■ Data for this exercise ■
● ● ● ●

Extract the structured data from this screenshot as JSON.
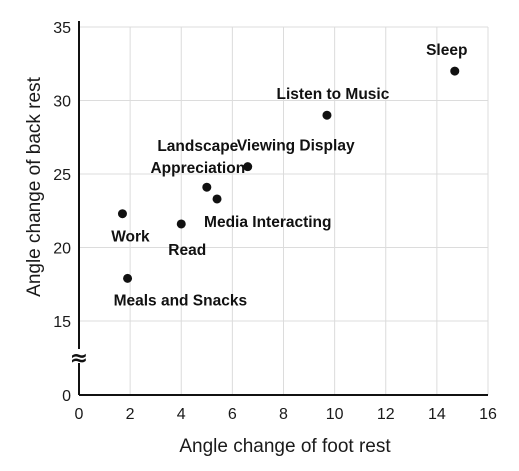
{
  "chart_data": {
    "type": "scatter",
    "title": "",
    "xlabel": "Angle change of foot rest",
    "ylabel": "Angle change of back rest",
    "xlim": [
      0,
      16
    ],
    "x_ticks": [
      "0",
      "2",
      "4",
      "6",
      "8",
      "10",
      "12",
      "14",
      "16"
    ],
    "ylim": [
      0,
      35
    ],
    "y_axis_break": [
      0,
      15
    ],
    "y_ticks": [
      "0",
      "15",
      "20",
      "25",
      "30",
      "35"
    ],
    "y_break_symbol": "≈",
    "grid": true,
    "points": [
      {
        "label": "Sleep",
        "x": 14.7,
        "y": 32.0
      },
      {
        "label": "Listen to Music",
        "x": 9.7,
        "y": 29.0
      },
      {
        "label": "Viewing Display",
        "x": 6.6,
        "y": 25.5
      },
      {
        "label": "Landscape Appreciation",
        "label_lines": [
          "Landscape",
          "Appreciation"
        ],
        "x": 5.0,
        "y": 24.1
      },
      {
        "label": "Media Interacting",
        "x": 5.4,
        "y": 23.3
      },
      {
        "label": "Work",
        "x": 1.7,
        "y": 22.3
      },
      {
        "label": "Read",
        "x": 4.0,
        "y": 21.6
      },
      {
        "label": "Meals and Snacks",
        "x": 1.9,
        "y": 17.9
      }
    ],
    "colors": {
      "marker": "#111111",
      "grid": "#dcdcdc",
      "axis": "#111111"
    }
  }
}
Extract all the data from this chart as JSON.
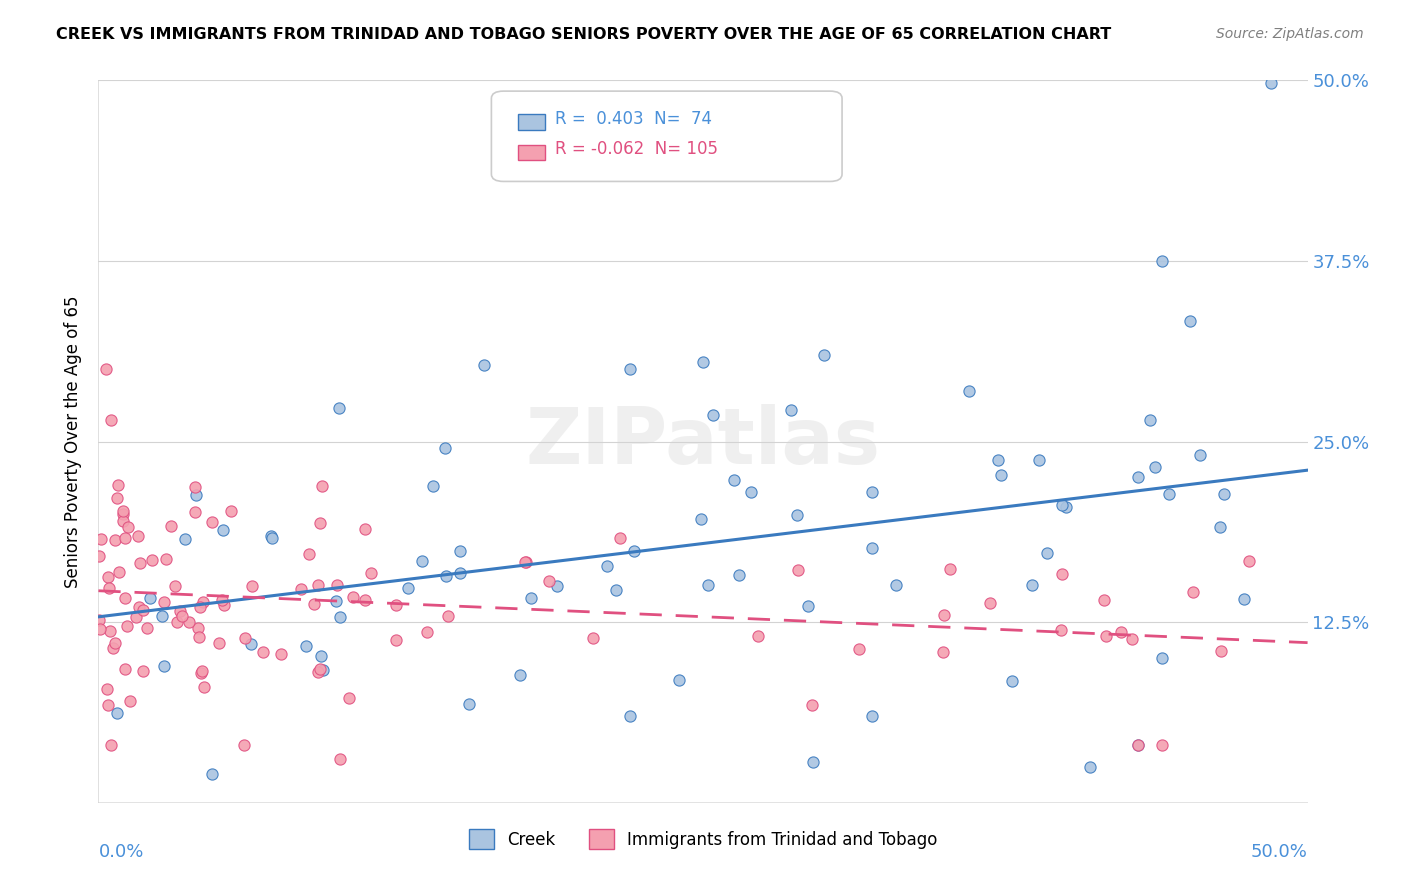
{
  "title": "CREEK VS IMMIGRANTS FROM TRINIDAD AND TOBAGO SENIORS POVERTY OVER THE AGE OF 65 CORRELATION CHART",
  "source": "Source: ZipAtlas.com",
  "ylabel": "Seniors Poverty Over the Age of 65",
  "xmin": 0.0,
  "xmax": 0.5,
  "ymin": 0.0,
  "ymax": 0.5,
  "ytick_vals": [
    0.0,
    0.125,
    0.25,
    0.375,
    0.5
  ],
  "ytick_labels": [
    "",
    "12.5%",
    "25.0%",
    "37.5%",
    "50.0%"
  ],
  "watermark": "ZIPatlas",
  "series1_name": "Creek",
  "series1_color": "#aac4e0",
  "series1_line_color": "#3a7abf",
  "series1_R": 0.403,
  "series1_N": 74,
  "series2_name": "Immigrants from Trinidad and Tobago",
  "series2_color": "#f4a0b0",
  "series2_line_color": "#e05080",
  "series2_R": -0.062,
  "series2_N": 105
}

● ● ● ●

■ Exercise objective ■
Exclude all images and restate the records above word for word.

■ Reply to the exercise ■
Extract the structured data from this screenshot as JSON.
{
  "chart_data": {
    "type": "scatter",
    "title": "",
    "xlabel": "Angle change of foot rest",
    "ylabel": "Angle change of back rest",
    "xlim": [
      0,
      16
    ],
    "x_ticks": [
      "0",
      "2",
      "4",
      "6",
      "8",
      "10",
      "12",
      "14",
      "16"
    ],
    "ylim": [
      0,
      35
    ],
    "y_axis_break": [
      0,
      15
    ],
    "y_ticks": [
      "0",
      "15",
      "20",
      "25",
      "30",
      "35"
    ],
    "y_break_symbol": "≈",
    "grid": true,
    "points": [
      {
        "label": "Sleep",
        "x": 14.7,
        "y": 32.0
      },
      {
        "label": "Listen to Music",
        "x": 9.7,
        "y": 29.0
      },
      {
        "label": "Viewing Display",
        "x": 6.6,
        "y": 25.5
      },
      {
        "label": "Landscape Appreciation",
        "label_lines": [
          "Landscape",
          "Appreciation"
        ],
        "x": 5.0,
        "y": 24.1
      },
      {
        "label": "Media Interacting",
        "x": 5.4,
        "y": 23.3
      },
      {
        "label": "Work",
        "x": 1.7,
        "y": 22.3
      },
      {
        "label": "Read",
        "x": 4.0,
        "y": 21.6
      },
      {
        "label": "Meals and Snacks",
        "x": 1.9,
        "y": 17.9
      }
    ],
    "colors": {
      "marker": "#111111",
      "grid": "#dcdcdc",
      "axis": "#111111"
    }
  }
}
Extract all the data from this chart as JSON.
{
  "title": "CREEK VS IMMIGRANTS FROM TRINIDAD AND TOBAGO SENIORS POVERTY OVER THE AGE OF 65 CORRELATION CHART",
  "source": "Source: ZipAtlas.com",
  "ylabel": "Seniors Poverty Over the Age of 65",
  "xmin": 0.0,
  "xmax": 0.5,
  "ymin": 0.0,
  "ymax": 0.5,
  "ytick_vals": [
    0.0,
    0.125,
    0.25,
    0.375,
    0.5
  ],
  "ytick_labels": [
    "",
    "12.5%",
    "25.0%",
    "37.5%",
    "50.0%"
  ],
  "watermark": "ZIPatlas",
  "series1_name": "Creek",
  "series1_color": "#aac4e0",
  "series1_line_color": "#3a7abf",
  "series1_R": 0.403,
  "series1_N": 74,
  "series2_name": "Immigrants from Trinidad and Tobago",
  "series2_color": "#f4a0b0",
  "series2_line_color": "#e05080",
  "series2_R": -0.062,
  "series2_N": 105
}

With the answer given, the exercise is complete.